** GIVEN INSTRUCTION **
Set each record down exactly, excluding all images.

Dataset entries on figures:

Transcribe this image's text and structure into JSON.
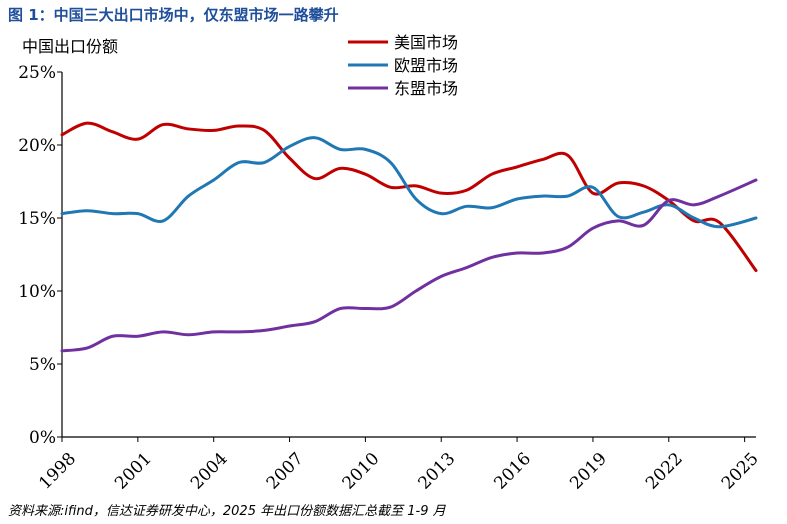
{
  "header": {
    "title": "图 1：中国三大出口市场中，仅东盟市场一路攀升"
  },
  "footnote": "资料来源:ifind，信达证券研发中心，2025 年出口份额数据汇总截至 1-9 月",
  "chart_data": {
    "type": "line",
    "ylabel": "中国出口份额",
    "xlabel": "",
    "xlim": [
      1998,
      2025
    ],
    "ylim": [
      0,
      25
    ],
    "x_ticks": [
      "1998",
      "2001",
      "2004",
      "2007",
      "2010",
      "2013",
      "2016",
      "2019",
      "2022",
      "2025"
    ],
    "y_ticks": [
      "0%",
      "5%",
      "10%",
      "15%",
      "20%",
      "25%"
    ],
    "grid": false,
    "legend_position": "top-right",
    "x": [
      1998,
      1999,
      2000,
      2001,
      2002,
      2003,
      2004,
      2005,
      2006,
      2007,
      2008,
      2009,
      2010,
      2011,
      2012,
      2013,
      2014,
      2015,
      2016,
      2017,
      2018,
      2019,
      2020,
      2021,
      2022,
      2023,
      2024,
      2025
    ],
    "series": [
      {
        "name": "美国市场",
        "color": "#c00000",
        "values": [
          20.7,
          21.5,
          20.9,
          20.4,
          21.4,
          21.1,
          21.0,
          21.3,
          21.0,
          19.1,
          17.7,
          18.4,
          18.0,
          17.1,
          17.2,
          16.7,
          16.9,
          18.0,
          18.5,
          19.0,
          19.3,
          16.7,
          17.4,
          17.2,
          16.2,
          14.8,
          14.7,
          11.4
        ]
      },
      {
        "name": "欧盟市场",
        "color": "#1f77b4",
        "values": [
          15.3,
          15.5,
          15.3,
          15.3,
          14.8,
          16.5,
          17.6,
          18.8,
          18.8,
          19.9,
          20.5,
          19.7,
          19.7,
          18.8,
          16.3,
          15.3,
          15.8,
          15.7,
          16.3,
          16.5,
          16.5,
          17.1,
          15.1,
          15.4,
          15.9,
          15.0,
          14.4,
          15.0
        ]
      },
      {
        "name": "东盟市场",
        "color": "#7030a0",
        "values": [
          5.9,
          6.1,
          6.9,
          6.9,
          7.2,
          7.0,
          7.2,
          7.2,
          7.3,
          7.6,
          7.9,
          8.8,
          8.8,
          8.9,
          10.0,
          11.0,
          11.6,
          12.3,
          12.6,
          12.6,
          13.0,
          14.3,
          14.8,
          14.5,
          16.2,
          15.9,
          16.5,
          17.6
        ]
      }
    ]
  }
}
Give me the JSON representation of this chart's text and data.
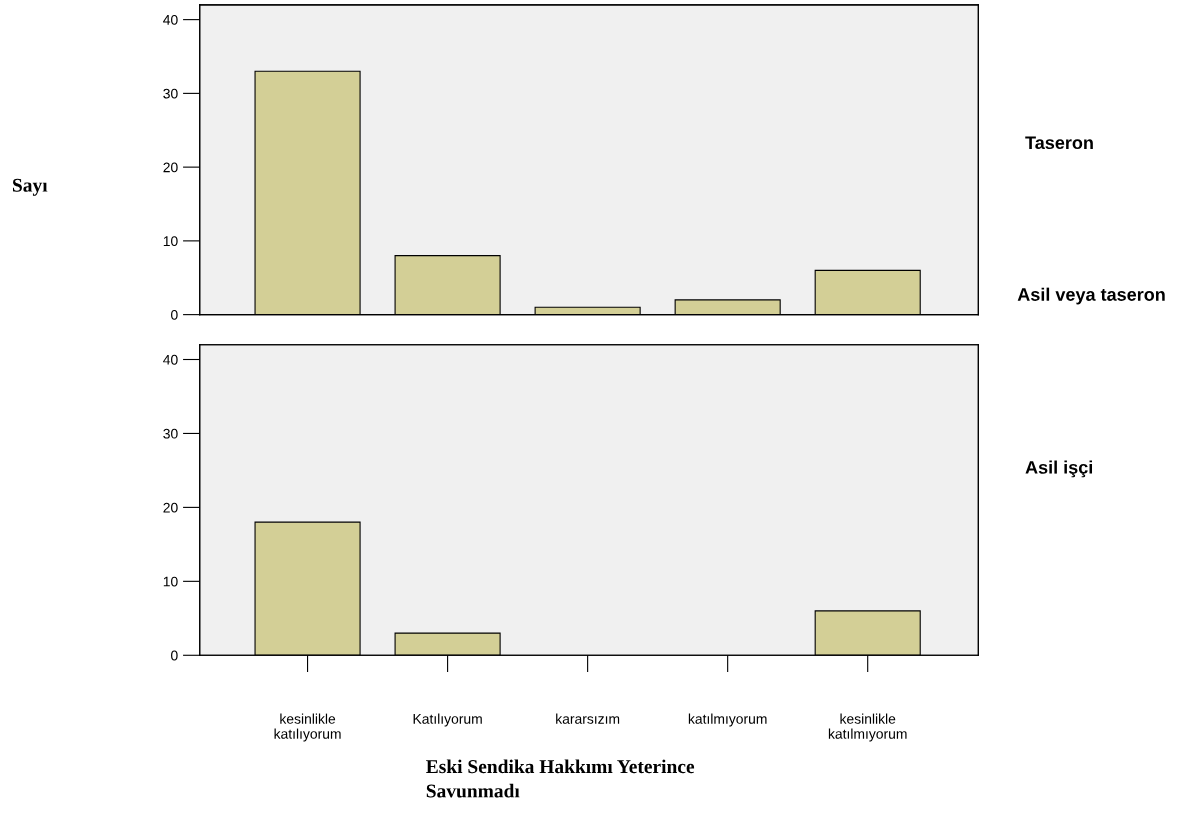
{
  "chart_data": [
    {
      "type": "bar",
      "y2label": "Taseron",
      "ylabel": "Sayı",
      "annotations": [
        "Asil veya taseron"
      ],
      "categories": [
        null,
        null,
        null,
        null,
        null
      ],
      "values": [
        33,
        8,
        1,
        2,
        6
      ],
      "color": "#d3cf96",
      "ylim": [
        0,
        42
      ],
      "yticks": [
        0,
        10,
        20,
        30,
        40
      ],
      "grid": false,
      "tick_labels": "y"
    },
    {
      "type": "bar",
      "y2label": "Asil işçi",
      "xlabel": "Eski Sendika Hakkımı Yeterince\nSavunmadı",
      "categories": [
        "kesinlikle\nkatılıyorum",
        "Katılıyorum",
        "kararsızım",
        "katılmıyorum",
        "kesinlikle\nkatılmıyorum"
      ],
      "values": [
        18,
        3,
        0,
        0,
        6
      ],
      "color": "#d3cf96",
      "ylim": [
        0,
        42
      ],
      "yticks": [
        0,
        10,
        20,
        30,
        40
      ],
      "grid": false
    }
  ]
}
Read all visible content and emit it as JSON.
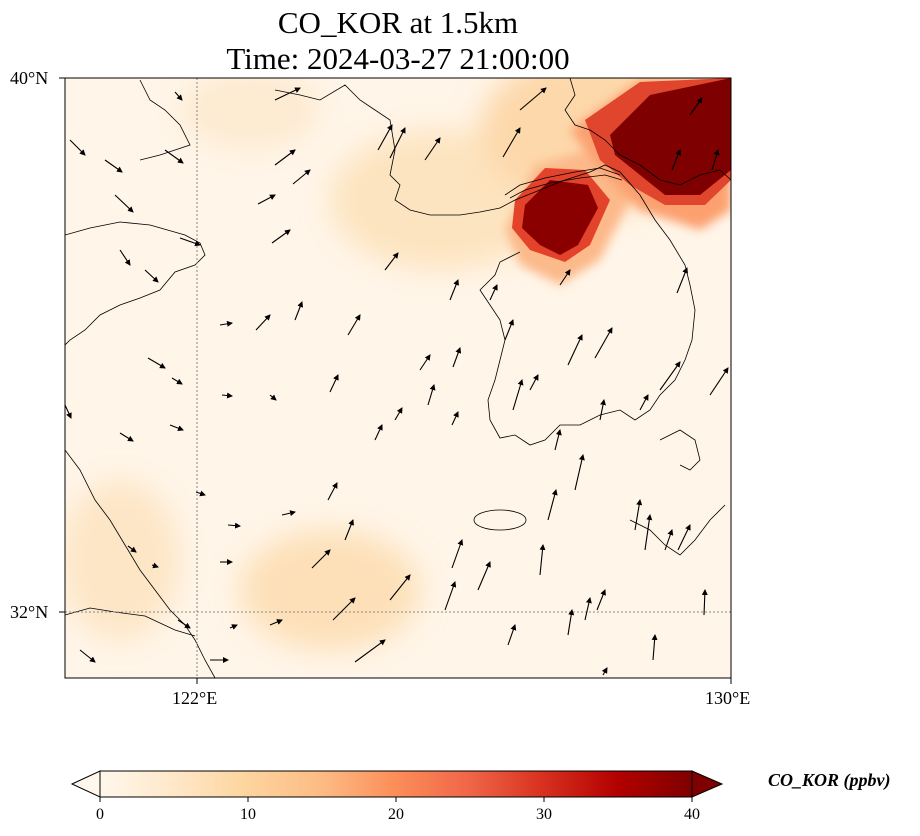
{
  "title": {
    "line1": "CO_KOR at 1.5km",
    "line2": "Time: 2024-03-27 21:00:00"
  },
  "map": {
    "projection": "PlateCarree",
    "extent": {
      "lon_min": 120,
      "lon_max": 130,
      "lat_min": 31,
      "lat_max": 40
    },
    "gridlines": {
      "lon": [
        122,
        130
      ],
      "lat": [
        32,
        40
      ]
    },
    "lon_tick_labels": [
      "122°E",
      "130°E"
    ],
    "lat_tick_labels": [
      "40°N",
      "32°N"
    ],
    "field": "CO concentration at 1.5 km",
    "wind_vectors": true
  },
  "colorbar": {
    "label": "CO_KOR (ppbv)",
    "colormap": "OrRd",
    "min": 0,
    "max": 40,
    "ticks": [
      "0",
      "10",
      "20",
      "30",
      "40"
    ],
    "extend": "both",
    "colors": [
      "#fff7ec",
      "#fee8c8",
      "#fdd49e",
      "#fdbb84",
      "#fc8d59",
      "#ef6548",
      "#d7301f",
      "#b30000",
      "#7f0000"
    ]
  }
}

** EXERCISE RESULT **
Transcribe this image's text and structure into JSON.
{
  "header": {
    "title": "图 1：中国三大出口市场中，仅东盟市场一路攀升"
  },
  "footnote": "资料来源:ifind，信达证券研发中心，2025 年出口份额数据汇总截至 1-9 月",
  "chart_data": {
    "type": "line",
    "ylabel": "中国出口份额",
    "xlabel": "",
    "xlim": [
      1998,
      2025
    ],
    "ylim": [
      0,
      25
    ],
    "x_ticks": [
      "1998",
      "2001",
      "2004",
      "2007",
      "2010",
      "2013",
      "2016",
      "2019",
      "2022",
      "2025"
    ],
    "y_ticks": [
      "0%",
      "5%",
      "10%",
      "15%",
      "20%",
      "25%"
    ],
    "grid": false,
    "legend_position": "top-right",
    "x": [
      1998,
      1999,
      2000,
      2001,
      2002,
      2003,
      2004,
      2005,
      2006,
      2007,
      2008,
      2009,
      2010,
      2011,
      2012,
      2013,
      2014,
      2015,
      2016,
      2017,
      2018,
      2019,
      2020,
      2021,
      2022,
      2023,
      2024,
      2025
    ],
    "series": [
      {
        "name": "美国市场",
        "color": "#c00000",
        "values": [
          20.7,
          21.5,
          20.9,
          20.4,
          21.4,
          21.1,
          21.0,
          21.3,
          21.0,
          19.1,
          17.7,
          18.4,
          18.0,
          17.1,
          17.2,
          16.7,
          16.9,
          18.0,
          18.5,
          19.0,
          19.3,
          16.7,
          17.4,
          17.2,
          16.2,
          14.8,
          14.7,
          11.4
        ]
      },
      {
        "name": "欧盟市场",
        "color": "#1f77b4",
        "values": [
          15.3,
          15.5,
          15.3,
          15.3,
          14.8,
          16.5,
          17.6,
          18.8,
          18.8,
          19.9,
          20.5,
          19.7,
          19.7,
          18.8,
          16.3,
          15.3,
          15.8,
          15.7,
          16.3,
          16.5,
          16.5,
          17.1,
          15.1,
          15.4,
          15.9,
          15.0,
          14.4,
          15.0
        ]
      },
      {
        "name": "东盟市场",
        "color": "#7030a0",
        "values": [
          5.9,
          6.1,
          6.9,
          6.9,
          7.2,
          7.0,
          7.2,
          7.2,
          7.3,
          7.6,
          7.9,
          8.8,
          8.8,
          8.9,
          10.0,
          11.0,
          11.6,
          12.3,
          12.6,
          12.6,
          13.0,
          14.3,
          14.8,
          14.5,
          16.2,
          15.9,
          16.5,
          17.6
        ]
      }
    ]
  }
}
Give me the JSON representation of this chart's text and data.
{
  "chart_data": [
    {
      "type": "bar",
      "y2label": "Taseron",
      "ylabel": "Sayı",
      "annotations": [
        "Asil veya taseron"
      ],
      "categories": [
        null,
        null,
        null,
        null,
        null
      ],
      "values": [
        33,
        8,
        1,
        2,
        6
      ],
      "color": "#d3cf96",
      "ylim": [
        0,
        42
      ],
      "yticks": [
        0,
        10,
        20,
        30,
        40
      ],
      "grid": false,
      "tick_labels": "y"
    },
    {
      "type": "bar",
      "y2label": "Asil işçi",
      "xlabel": "Eski Sendika Hakkımı Yeterince\nSavunmadı",
      "categories": [
        "kesinlikle\nkatılıyorum",
        "Katılıyorum",
        "kararsızım",
        "katılmıyorum",
        "kesinlikle\nkatılmıyorum"
      ],
      "values": [
        18,
        3,
        0,
        0,
        6
      ],
      "color": "#d3cf96",
      "ylim": [
        0,
        42
      ],
      "yticks": [
        0,
        10,
        20,
        30,
        40
      ],
      "grid": false
    }
  ]
}
Read all visible content and emit it as JSON.
{
  "title": {
    "line1": "CO_KOR at 1.5km",
    "line2": "Time: 2024-03-27 21:00:00"
  },
  "map": {
    "projection": "PlateCarree",
    "extent": {
      "lon_min": 120,
      "lon_max": 130,
      "lat_min": 31,
      "lat_max": 40
    },
    "gridlines": {
      "lon": [
        122,
        130
      ],
      "lat": [
        32,
        40
      ]
    },
    "lon_tick_labels": [
      "122°E",
      "130°E"
    ],
    "lat_tick_labels": [
      "40°N",
      "32°N"
    ],
    "field": "CO concentration at 1.5 km",
    "wind_vectors": true
  },
  "colorbar": {
    "label": "CO_KOR (ppbv)",
    "colormap": "OrRd",
    "min": 0,
    "max": 40,
    "ticks": [
      "0",
      "10",
      "20",
      "30",
      "40"
    ],
    "extend": "both",
    "colors": [
      "#fff7ec",
      "#fee8c8",
      "#fdd49e",
      "#fdbb84",
      "#fc8d59",
      "#ef6548",
      "#d7301f",
      "#b30000",
      "#7f0000"
    ]
  }
}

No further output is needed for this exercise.